PROBLEM.
Could you filter the data below down to the lines that hold the word "Glycerophospho"?
[DATA — start]
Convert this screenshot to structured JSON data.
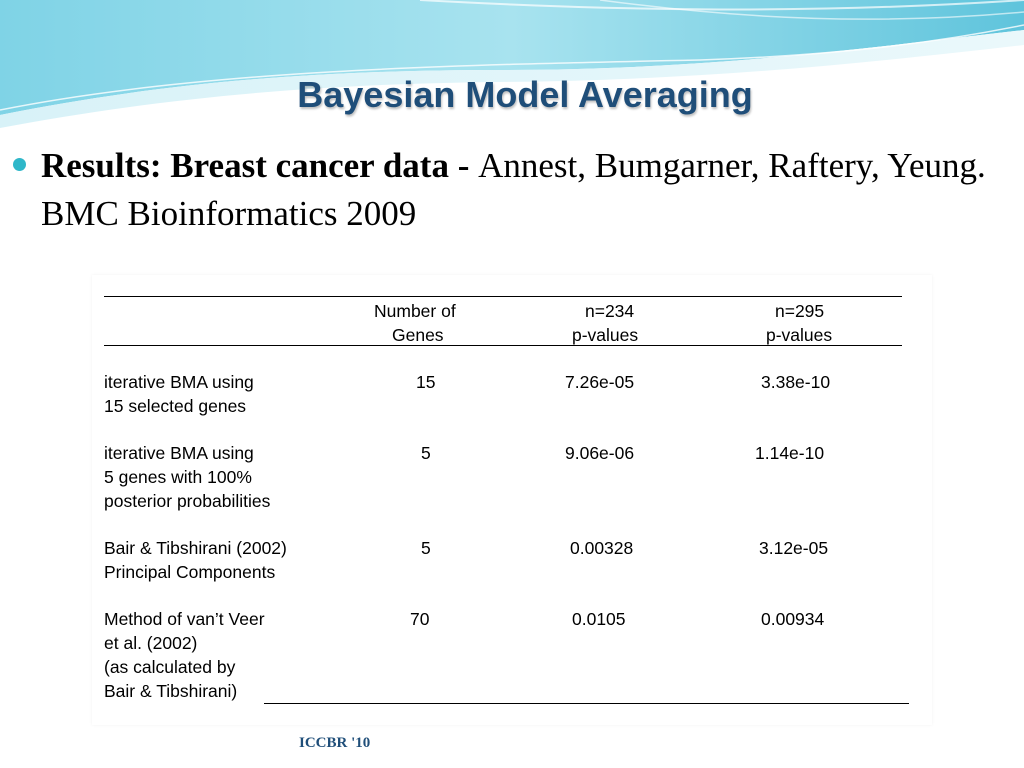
{
  "slide": {
    "title": "Bayesian Model Averaging",
    "bullet": {
      "bold_text": "Results: Breast cancer data - ",
      "text": "Annest, Bumgarner, Raftery, Yeung. BMC Bioinformatics 2009"
    },
    "footer": "ICCBR '10"
  },
  "table": {
    "headers": {
      "genes_line1": "Number of",
      "genes_line2": "Genes",
      "n234_line1": "n=234",
      "n234_line2": "p-values",
      "n295_line1": "n=295",
      "n295_line2": "p-values"
    },
    "rows": [
      {
        "method_lines": [
          "iterative BMA using",
          "15 selected genes"
        ],
        "genes": "15",
        "n234": "7.26e-05",
        "n295": "3.38e-10"
      },
      {
        "method_lines": [
          "iterative BMA using",
          "5 genes with 100%",
          "posterior probabilities"
        ],
        "genes": "5",
        "n234": "9.06e-06",
        "n295": "1.14e-10"
      },
      {
        "method_lines": [
          "Bair & Tibshirani (2002)",
          "Principal Components"
        ],
        "genes": "5",
        "n234": "0.00328",
        "n295": "3.12e-05"
      },
      {
        "method_lines": [
          "Method of van’t Veer",
          "et al. (2002)",
          "(as calculated by",
          "Bair & Tibshirani)"
        ],
        "genes": "70",
        "n234": "0.0105",
        "n295": "0.00934"
      }
    ]
  }
}
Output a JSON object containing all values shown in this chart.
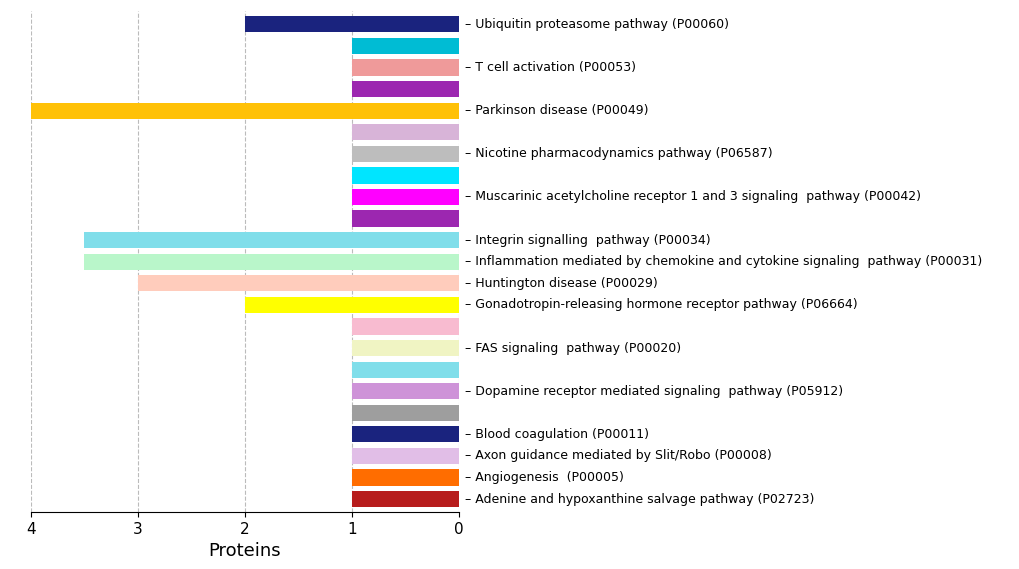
{
  "rows": [
    {
      "label": "Ubiquitin proteasome pathway (P00060)",
      "bars": [
        {
          "value": 2,
          "color": "#1a237e"
        }
      ],
      "label_row": 0
    },
    {
      "label": "",
      "bars": [
        {
          "value": 1,
          "color": "#00bcd4"
        }
      ],
      "label_row": null
    },
    {
      "label": "T cell activation (P00053)",
      "bars": [
        {
          "value": 1,
          "color": "#ef9a9a"
        }
      ],
      "label_row": 2
    },
    {
      "label": "",
      "bars": [
        {
          "value": 1,
          "color": "#9c27b0"
        }
      ],
      "label_row": null
    },
    {
      "label": "Parkinson disease (P00049)",
      "bars": [
        {
          "value": 4,
          "color": "#ffc107"
        }
      ],
      "label_row": 4
    },
    {
      "label": "",
      "bars": [
        {
          "value": 1,
          "color": "#d8b4d8"
        }
      ],
      "label_row": null
    },
    {
      "label": "Nicotine pharmacodynamics pathway (P06587)",
      "bars": [
        {
          "value": 1,
          "color": "#bdbdbd"
        }
      ],
      "label_row": 6
    },
    {
      "label": "",
      "bars": [
        {
          "value": 1,
          "color": "#00e5ff"
        }
      ],
      "label_row": null
    },
    {
      "label": "Muscarinic acetylcholine receptor 1 and 3 signaling  pathway (P00042)",
      "bars": [
        {
          "value": 1,
          "color": "#ff00ff"
        }
      ],
      "label_row": 8
    },
    {
      "label": "",
      "bars": [
        {
          "value": 1,
          "color": "#9c27b0"
        }
      ],
      "label_row": null
    },
    {
      "label": "Integrin signalling  pathway (P00034)",
      "bars": [
        {
          "value": 3.5,
          "color": "#80deea"
        }
      ],
      "label_row": 10
    },
    {
      "label": "Inflammation mediated by chemokine and cytokine signaling  pathway (P00031)",
      "bars": [
        {
          "value": 3.5,
          "color": "#b9f6ca"
        }
      ],
      "label_row": 11
    },
    {
      "label": "Huntington disease (P00029)",
      "bars": [
        {
          "value": 3,
          "color": "#ffccbc"
        }
      ],
      "label_row": 12
    },
    {
      "label": "Gonadotropin-releasing hormone receptor pathway (P06664)",
      "bars": [
        {
          "value": 2,
          "color": "#ffff00"
        }
      ],
      "label_row": 13
    },
    {
      "label": "",
      "bars": [
        {
          "value": 1,
          "color": "#f8bbd0"
        }
      ],
      "label_row": null
    },
    {
      "label": "FAS signaling  pathway (P00020)",
      "bars": [
        {
          "value": 1,
          "color": "#f0f4c3"
        }
      ],
      "label_row": 15
    },
    {
      "label": "",
      "bars": [
        {
          "value": 1,
          "color": "#80deea"
        }
      ],
      "label_row": null
    },
    {
      "label": "Dopamine receptor mediated signaling  pathway (P05912)",
      "bars": [
        {
          "value": 1,
          "color": "#ce93d8"
        }
      ],
      "label_row": 17
    },
    {
      "label": "",
      "bars": [
        {
          "value": 1,
          "color": "#9e9e9e"
        }
      ],
      "label_row": null
    },
    {
      "label": "Blood coagulation (P00011)",
      "bars": [
        {
          "value": 1,
          "color": "#1a237e"
        }
      ],
      "label_row": 19
    },
    {
      "label": "Axon guidance mediated by Slit/Robo (P00008)",
      "bars": [
        {
          "value": 1,
          "color": "#e1bee7"
        }
      ],
      "label_row": 20
    },
    {
      "label": "Angiogenesis  (P00005)",
      "bars": [
        {
          "value": 1,
          "color": "#ff6d00"
        }
      ],
      "label_row": 21
    },
    {
      "label": "Adenine and hypoxanthine salvage pathway (P02723)",
      "bars": [
        {
          "value": 1,
          "color": "#b71c1c"
        }
      ],
      "label_row": 22
    }
  ],
  "xlim_left": 4,
  "xlim_right": 0,
  "xticks": [
    4,
    3,
    2,
    1,
    0
  ],
  "xlabel": "Proteins",
  "bar_height": 0.75,
  "grid_color": "#bbbbbb",
  "bg_color": "#ffffff",
  "label_fontsize": 9,
  "tick_fontsize": 11,
  "xlabel_fontsize": 13
}
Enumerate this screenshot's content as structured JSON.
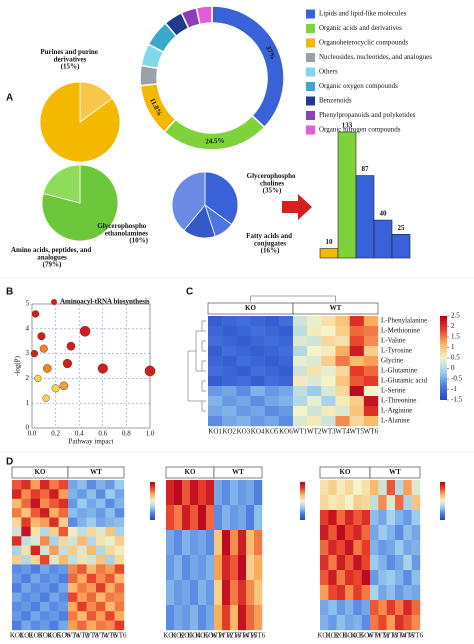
{
  "chart_data": [
    {
      "type": "donut",
      "panel": "A",
      "categories": [
        "Lipids and lipid-like molecules",
        "Organic acids and derivatives",
        "Organoheterocyclic compounds",
        "Nucleosides, nucleotides, and analogues",
        "Others",
        "Organic oxygen compounds",
        "Benzenoids",
        "Phenylpropanoids and polyketides",
        "Organic nitrogen compounds"
      ],
      "values": [
        37,
        24.5,
        11.8,
        4.5,
        5,
        6,
        4.2,
        3.5,
        3.5
      ],
      "value_labels": [
        "37%",
        "24.5%",
        "11.8%",
        null,
        null,
        null,
        null,
        null,
        null
      ],
      "colors": [
        "#3a62d8",
        "#7ed23a",
        "#f5b800",
        "#9aa0a8",
        "#7fd9e8",
        "#3aa9c9",
        "#1f3a8f",
        "#8e3fb8",
        "#e25ed8"
      ]
    },
    {
      "type": "pie",
      "categories": [
        "Purines and purine derivatives",
        null
      ],
      "values": [
        15,
        85
      ],
      "value_labels": [
        "(15%)",
        null
      ],
      "colors": [
        "#f7c64a",
        "#f5b800"
      ]
    },
    {
      "type": "pie",
      "categories": [
        "Amino acids, peptides, and analogues",
        null
      ],
      "values": [
        79,
        21
      ],
      "value_labels": [
        "(79%)",
        null
      ],
      "colors": [
        "#6cc83a",
        "#8fdc5c"
      ]
    },
    {
      "type": "pie",
      "categories": [
        "Glycerophospho cholines",
        "Glycerophospho ethanolamines",
        "Fatty acids and conjugates",
        null
      ],
      "values": [
        35,
        10,
        16,
        39
      ],
      "value_labels": [
        "(35%)",
        "(10%)",
        "(16%)",
        null
      ],
      "colors": [
        "#3a62d8",
        "#4f75e0",
        "#3559c8",
        "#6a8ae6"
      ]
    },
    {
      "type": "bar",
      "values": [
        10,
        133,
        87,
        40,
        25
      ],
      "colors": [
        "#f5b800",
        "#7ed23a",
        "#3a62d8",
        "#3a62d8",
        "#3a62d8"
      ]
    },
    {
      "type": "scatter",
      "panel": "B",
      "annotation": "Aminoacyl-tRNA biosynthesis",
      "annotation_color": "#cc1f1f",
      "xlabel": "Pathway impact",
      "ylabel": "-log(P)",
      "x": [
        0.03,
        0.08,
        0.02,
        0.1,
        0.05,
        0.13,
        0.3,
        0.33,
        0.45,
        0.6,
        0.2,
        0.27,
        0.12,
        1.0
      ],
      "y": [
        4.6,
        3.7,
        3.0,
        3.2,
        2.0,
        2.4,
        2.6,
        3.3,
        3.9,
        2.4,
        1.6,
        1.7,
        1.2,
        2.3
      ],
      "sizes": [
        3,
        4,
        3,
        4,
        3,
        5,
        6,
        5,
        9,
        8,
        4,
        5,
        3,
        9
      ],
      "colors": [
        "#cc1f1f",
        "#cc1f1f",
        "#cc1f1f",
        "#e88a1a",
        "#f0d84a",
        "#e88a1a",
        "#cc1f1f",
        "#cc1f1f",
        "#cc1f1f",
        "#cc1f1f",
        "#f0d84a",
        "#e8a33a",
        "#f0d84a",
        "#cc1f1f"
      ],
      "xlim": [
        0,
        1
      ],
      "ylim": [
        0,
        5
      ],
      "xticks": [
        {
          "value": 0,
          "label": "0.0"
        },
        {
          "value": 0.2,
          "label": "0.2"
        },
        {
          "value": 0.4,
          "label": "0.4"
        },
        {
          "value": 0.6,
          "label": "0.6"
        },
        {
          "value": 0.8,
          "label": "0.8"
        },
        {
          "value": 1,
          "label": "1.0"
        }
      ],
      "yticks": [
        0,
        1,
        2,
        3,
        4,
        5
      ],
      "grid": true
    },
    {
      "type": "heatmap",
      "panel": "C",
      "groups": [
        "KO",
        "WT"
      ],
      "rows": [
        "L-Phenylalanine",
        "L-Methionine",
        "L-Valine",
        "L-Tyrosine",
        "Glycine",
        "L-Glutamine",
        "L-Glutamic acid",
        "L-Serine",
        "L-Threonine",
        "L-Arginine",
        "L-Alanine"
      ],
      "columns": [
        "KO1",
        "KO2",
        "KO3",
        "KO4",
        "KO5",
        "KO6",
        "WT1",
        "WT2",
        "WT3",
        "WT4",
        "WT5",
        "WT6"
      ],
      "values": [
        [
          -1.2,
          -1.1,
          -1.0,
          -1.1,
          -1.2,
          -1.0,
          0.2,
          0.4,
          0.7,
          1.0,
          2.0,
          1.2
        ],
        [
          -1.1,
          -1.2,
          -1.1,
          -1.0,
          -1.1,
          -1.2,
          0.1,
          0.6,
          0.5,
          0.9,
          1.6,
          1.5
        ],
        [
          -1.0,
          -1.1,
          -1.2,
          -1.1,
          -1.0,
          -1.1,
          0.3,
          0.2,
          0.8,
          0.7,
          1.8,
          1.4
        ],
        [
          -1.2,
          -1.0,
          -1.1,
          -1.2,
          -1.1,
          -1.0,
          0.0,
          0.5,
          0.6,
          1.2,
          2.2,
          0.9
        ],
        [
          -1.1,
          -1.2,
          -1.0,
          -1.1,
          -1.2,
          -1.1,
          0.4,
          0.3,
          0.9,
          1.5,
          1.1,
          1.3
        ],
        [
          -1.0,
          -1.1,
          -1.2,
          -1.0,
          -1.1,
          -1.2,
          0.2,
          0.7,
          0.4,
          0.8,
          1.9,
          1.6
        ],
        [
          -1.2,
          -1.1,
          -1.0,
          -1.2,
          -1.0,
          -1.1,
          0.6,
          0.3,
          0.5,
          1.0,
          1.7,
          1.9
        ],
        [
          -0.6,
          -0.5,
          -0.7,
          -0.4,
          -0.6,
          -0.5,
          0.1,
          -0.2,
          0.3,
          0.8,
          2.4,
          0.5
        ],
        [
          -0.4,
          -0.6,
          -0.5,
          -0.7,
          -0.5,
          -0.4,
          0.0,
          0.4,
          -0.1,
          0.6,
          0.9,
          2.3
        ],
        [
          -0.5,
          -0.4,
          -0.6,
          -0.5,
          -0.7,
          -0.6,
          0.5,
          0.2,
          0.6,
          0.3,
          1.0,
          2.0
        ],
        [
          -0.7,
          -0.5,
          -0.4,
          -0.6,
          -0.5,
          -0.7,
          0.3,
          0.6,
          0.2,
          1.4,
          0.8,
          1.1
        ]
      ],
      "colors": [
        "#2346c8",
        "#4a7be0",
        "#9fd0ee",
        "#f4f4c8",
        "#fdb462",
        "#e8402a",
        "#b5001e"
      ],
      "zlim": [
        -1.5,
        2.5
      ],
      "zticks": [
        2.5,
        2,
        1.5,
        1,
        0.5,
        0,
        -0.5,
        -1,
        -1.5
      ]
    },
    {
      "type": "heatmap",
      "panel": "D",
      "groups": [
        "KO",
        "WT"
      ],
      "columns": [
        "KO1",
        "KO2",
        "KO3",
        "KO4",
        "KO5",
        "KO6",
        "WT1",
        "WT2",
        "WT3",
        "WT4",
        "WT5",
        "WT6"
      ],
      "values": [
        [
          1.2,
          1.5,
          0.8,
          1.6,
          1.0,
          1.3,
          -1.0,
          -0.8,
          -1.2,
          -0.9,
          -1.1,
          -0.7
        ],
        [
          1.6,
          0.9,
          1.4,
          1.1,
          1.7,
          0.8,
          -0.9,
          -1.1,
          -0.8,
          -1.2,
          -0.7,
          -1.0
        ],
        [
          0.6,
          1.1,
          1.8,
          0.9,
          1.2,
          1.5,
          -1.1,
          -0.7,
          -1.0,
          -0.8,
          -1.2,
          -0.9
        ],
        [
          1.0,
          0.5,
          1.2,
          1.7,
          0.7,
          1.1,
          -0.8,
          -1.0,
          -0.9,
          -1.1,
          -0.8,
          -1.2
        ],
        [
          0.3,
          1.4,
          0.6,
          0.8,
          1.5,
          0.4,
          -1.2,
          -0.9,
          -0.7,
          -1.0,
          -0.9,
          -0.8
        ],
        [
          -0.3,
          1.8,
          0.2,
          -0.5,
          0.4,
          1.2,
          0.1,
          -0.4,
          0.3,
          -0.2,
          0.5,
          -0.6
        ],
        [
          1.5,
          -0.4,
          -0.2,
          0.9,
          -0.6,
          0.3,
          -0.3,
          0.6,
          -0.5,
          0.2,
          -0.1,
          0.4
        ],
        [
          -0.6,
          0.2,
          1.6,
          -0.3,
          0.8,
          -0.4,
          0.4,
          -0.2,
          0.6,
          -0.5,
          0.3,
          0.1
        ],
        [
          0.4,
          -0.5,
          0.3,
          1.3,
          -0.2,
          0.6,
          -0.4,
          0.2,
          -0.3,
          0.5,
          -0.6,
          0.3
        ],
        [
          -1.2,
          -1.1,
          -1.3,
          -1.0,
          -1.2,
          -1.1,
          0.9,
          1.2,
          0.6,
          1.0,
          0.8,
          1.3
        ],
        [
          -1.1,
          -1.3,
          -1.0,
          -1.2,
          -1.1,
          -1.3,
          1.1,
          0.7,
          1.3,
          0.9,
          1.2,
          0.6
        ],
        [
          -1.3,
          -1.0,
          -1.2,
          -1.1,
          -1.3,
          -1.0,
          0.6,
          1.0,
          0.8,
          1.4,
          0.7,
          1.1
        ],
        [
          -1.0,
          -1.2,
          -1.1,
          -1.3,
          -1.0,
          -1.2,
          1.3,
          0.8,
          1.1,
          0.6,
          1.0,
          0.9
        ],
        [
          -1.2,
          -1.1,
          -1.3,
          -1.0,
          -1.2,
          -1.1,
          0.7,
          1.4,
          0.9,
          1.2,
          0.6,
          1.0
        ],
        [
          -1.1,
          -1.3,
          -1.0,
          -1.2,
          -1.1,
          -1.3,
          1.0,
          0.6,
          1.2,
          0.8,
          1.3,
          0.7
        ],
        [
          -1.3,
          -1.0,
          -1.2,
          -1.1,
          -1.3,
          -1.0,
          0.8,
          1.1,
          0.7,
          1.0,
          0.9,
          1.4
        ]
      ],
      "colors": [
        "#2346c8",
        "#4a7be0",
        "#9fd0ee",
        "#f4f4c8",
        "#fdb462",
        "#e8402a",
        "#b5001e"
      ],
      "zlim": [
        -2,
        2
      ]
    },
    {
      "type": "heatmap",
      "groups": [
        "KO",
        "WT"
      ],
      "columns": [
        "KO1",
        "KO2",
        "KO3",
        "KO4",
        "KO5",
        "KO6",
        "WT1",
        "WT2",
        "WT3",
        "WT4",
        "WT5",
        "WT6"
      ],
      "values": [
        [
          1.6,
          1.9,
          1.2,
          1.8,
          1.4,
          1.7,
          -1.0,
          -1.2,
          -0.9,
          -1.1,
          -1.0,
          -1.3
        ],
        [
          1.3,
          1.0,
          1.7,
          1.2,
          1.9,
          1.1,
          -1.2,
          -0.9,
          -1.1,
          -1.0,
          -1.3,
          -0.8
        ],
        [
          -1.0,
          -1.2,
          -0.9,
          -1.1,
          -1.0,
          -1.2,
          0.5,
          1.9,
          0.9,
          1.7,
          0.6,
          1.0
        ],
        [
          -1.1,
          -0.9,
          -1.2,
          -1.0,
          -1.1,
          -0.9,
          0.8,
          1.6,
          1.2,
          1.9,
          0.4,
          0.7
        ],
        [
          -0.9,
          -1.1,
          -1.0,
          -1.2,
          -0.9,
          -1.1,
          0.4,
          1.8,
          1.0,
          1.5,
          0.9,
          0.5
        ],
        [
          -1.2,
          -1.0,
          -1.1,
          -0.9,
          -1.2,
          -1.0,
          0.7,
          1.4,
          0.6,
          1.8,
          1.1,
          0.8
        ]
      ],
      "colors": [
        "#2346c8",
        "#4a7be0",
        "#9fd0ee",
        "#f4f4c8",
        "#fdb462",
        "#e8402a",
        "#b5001e"
      ],
      "zlim": [
        -2,
        2
      ]
    },
    {
      "type": "heatmap",
      "groups": [
        "KO",
        "WT"
      ],
      "columns": [
        "KO1",
        "KO2",
        "KO3",
        "KO4",
        "KO5",
        "KO6",
        "WT1",
        "WT2",
        "WT3",
        "WT4",
        "WT5",
        "WT6"
      ],
      "values": [
        [
          0.2,
          0.4,
          0.1,
          0.3,
          0.0,
          0.2,
          0.6,
          -0.3,
          1.2,
          -0.5,
          0.8,
          -0.2
        ],
        [
          0.3,
          0.1,
          0.2,
          0.0,
          0.4,
          0.3,
          -0.4,
          0.9,
          -0.2,
          1.1,
          -0.6,
          0.5
        ],
        [
          1.4,
          1.8,
          1.1,
          1.6,
          1.2,
          1.5,
          -0.8,
          -1.0,
          -0.6,
          -0.9,
          -1.1,
          -0.7
        ],
        [
          1.7,
          1.2,
          1.9,
          1.3,
          1.6,
          1.1,
          -1.0,
          -0.7,
          -0.9,
          -1.2,
          -0.8,
          -1.0
        ],
        [
          1.1,
          1.6,
          1.3,
          1.8,
          1.0,
          1.4,
          -0.9,
          -1.1,
          -1.0,
          -0.7,
          -1.0,
          -0.9
        ],
        [
          1.5,
          1.0,
          1.7,
          1.2,
          1.8,
          1.3,
          -0.7,
          -0.9,
          -1.2,
          -1.0,
          -0.6,
          -1.1
        ],
        [
          1.2,
          1.7,
          1.0,
          1.5,
          1.3,
          1.9,
          -1.1,
          -0.8,
          -0.7,
          -0.9,
          -1.2,
          -0.8
        ],
        [
          0.8,
          1.3,
          1.5,
          0.9,
          1.4,
          1.0,
          -0.6,
          -1.0,
          -0.8,
          -1.1,
          -0.9,
          -1.0
        ],
        [
          -1.0,
          -0.8,
          -1.1,
          -0.9,
          -1.2,
          -1.0,
          1.2,
          0.9,
          1.4,
          1.0,
          1.6,
          1.1
        ],
        [
          -0.9,
          -1.1,
          -0.8,
          -1.0,
          -0.9,
          -1.2,
          1.0,
          1.3,
          0.8,
          1.5,
          1.2,
          0.9
        ]
      ],
      "colors": [
        "#2346c8",
        "#4a7be0",
        "#9fd0ee",
        "#f4f4c8",
        "#fdb462",
        "#e8402a",
        "#b5001e"
      ],
      "zlim": [
        -2,
        2
      ]
    }
  ]
}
[DATA — finish]
ANSWER SPACE.
        "Glycerophospho cholines",
        "Glycerophospho ethanolamines",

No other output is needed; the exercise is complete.